Collection entries:
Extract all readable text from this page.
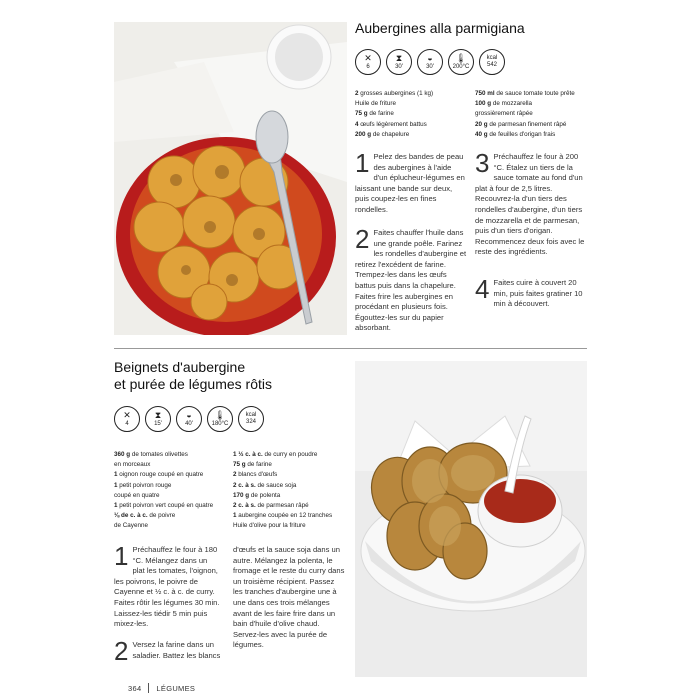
Aubergines alla parmigiana
✕
6
⧗
30'
◒
30'
🌡
200°C
kcal
542
2 grosses aubergines (1 kg)
Huile de friture
75 g de farine
4 œufs légèrement battus
200 g de chapelure
750 ml de sauce tomate toute prête
100 g de mozzarella
grossièrement râpée
20 g de parmesan finement râpé
40 g de feuilles d'origan frais
1 Pelez des bandes de peau des aubergines à l'aide d'un éplucheur-légumes en laissant une bande sur deux, puis coupez-les en fines rondelles.

2 Faites chauffer l'huile dans une grande poêle. Farinez les rondelles d'aubergine et retirez l'excédent de farine. Trempez-les dans les œufs battus puis dans la chapelure. Faites frire les aubergines en procédant en plusieurs fois. Égouttez-les sur du papier absorbant.

3 Préchauffez le four à 200 °C. Étalez un tiers de la sauce tomate au fond d'un plat à four de 2,5 litres. Recouvrez-la d'un tiers des rondelles d'aubergine, d'un tiers de mozzarella et de parmesan, puis d'un tiers d'origan. Recommencez deux fois avec le reste des ingrédients.

4 Faites cuire à couvert 20 min, puis faites gratiner 10 min à découvert.

Beignets d'aubergine
et purée de légumes rôtis
✕
4
⧗
15'
◒
40'
🌡
180°C
kcal
324
360 g de tomates olivettes
en morceaux
1 oignon rouge coupé en quatre
1 petit poivron rouge
coupé en quatre
1 petit poivron vert coupé en quatre
⅛ de c. à c. de poivre
de Cayenne
1 ½ c. à c. de curry en poudre
75 g de farine
2 blancs d'œufs
2 c. à s. de sauce soja
170 g de polenta
2 c. à s. de parmesan râpé
1 aubergine coupée en 12 tranches
Huile d'olive pour la friture
1 Préchauffez le four à 180 °C. Mélangez dans un plat les tomates, l'oignon, les poivrons, le poivre de Cayenne et ½ c. à c. de curry. Faites rôtir les légumes 30 min. Laissez-les tiédir 5 min puis mixez-les.

2 Versez la farine dans un saladier. Battez les blancs

d'œufs et la sauce soja dans un autre. Mélangez la polenta, le fromage et le reste du curry dans un troisième récipient. Passez les tranches d'aubergine une à une dans ces trois mélanges avant de les faire frire dans un bain d'huile d'olive chaud. Servez-les avec la purée de légumes.

364 LÉGUMES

# [WHAT IS EXPECTED]
Set down all the data again exactly as above, pictures excluded.

# [RESPONSE TO THE TASK]
Extract all readable text from this page.
Aubergines alla parmigiana
✕
6
⧗
30'
◒
30'
🌡
200°C
kcal
542
2 grosses aubergines (1 kg)
Huile de friture
75 g de farine
4 œufs légèrement battus
200 g de chapelure
750 ml de sauce tomate toute prête
100 g de mozzarella
grossièrement râpée
20 g de parmesan finement râpé
40 g de feuilles d'origan frais
1 Pelez des bandes de peau des aubergines à l'aide d'un éplucheur-légumes en laissant une bande sur deux, puis coupez-les en fines rondelles.

2 Faites chauffer l'huile dans une grande poêle. Farinez les rondelles d'aubergine et retirez l'excédent de farine. Trempez-les dans les œufs battus puis dans la chapelure. Faites frire les aubergines en procédant en plusieurs fois. Égouttez-les sur du papier absorbant.

3 Préchauffez le four à 200 °C. Étalez un tiers de la sauce tomate au fond d'un plat à four de 2,5 litres. Recouvrez-la d'un tiers des rondelles d'aubergine, d'un tiers de mozzarella et de parmesan, puis d'un tiers d'origan. Recommencez deux fois avec le reste des ingrédients.

4 Faites cuire à couvert 20 min, puis faites gratiner 10 min à découvert.

Beignets d'aubergine
et purée de légumes rôtis
✕
4
⧗
15'
◒
40'
🌡
180°C
kcal
324
360 g de tomates olivettes
en morceaux
1 oignon rouge coupé en quatre
1 petit poivron rouge
coupé en quatre
1 petit poivron vert coupé en quatre
⅛ de c. à c. de poivre
de Cayenne
1 ½ c. à c. de curry en poudre
75 g de farine
2 blancs d'œufs
2 c. à s. de sauce soja
170 g de polenta
2 c. à s. de parmesan râpé
1 aubergine coupée en 12 tranches
Huile d'olive pour la friture
1 Préchauffez le four à 180 °C. Mélangez dans un plat les tomates, l'oignon, les poivrons, le poivre de Cayenne et ½ c. à c. de curry. Faites rôtir les légumes 30 min. Laissez-les tiédir 5 min puis mixez-les.

2 Versez la farine dans un saladier. Battez les blancs

d'œufs et la sauce soja dans un autre. Mélangez la polenta, le fromage et le reste du curry dans un troisième récipient. Passez les tranches d'aubergine une à une dans ces trois mélanges avant de les faire frire dans un bain d'huile d'olive chaud. Servez-les avec la purée de légumes.

364 LÉGUMES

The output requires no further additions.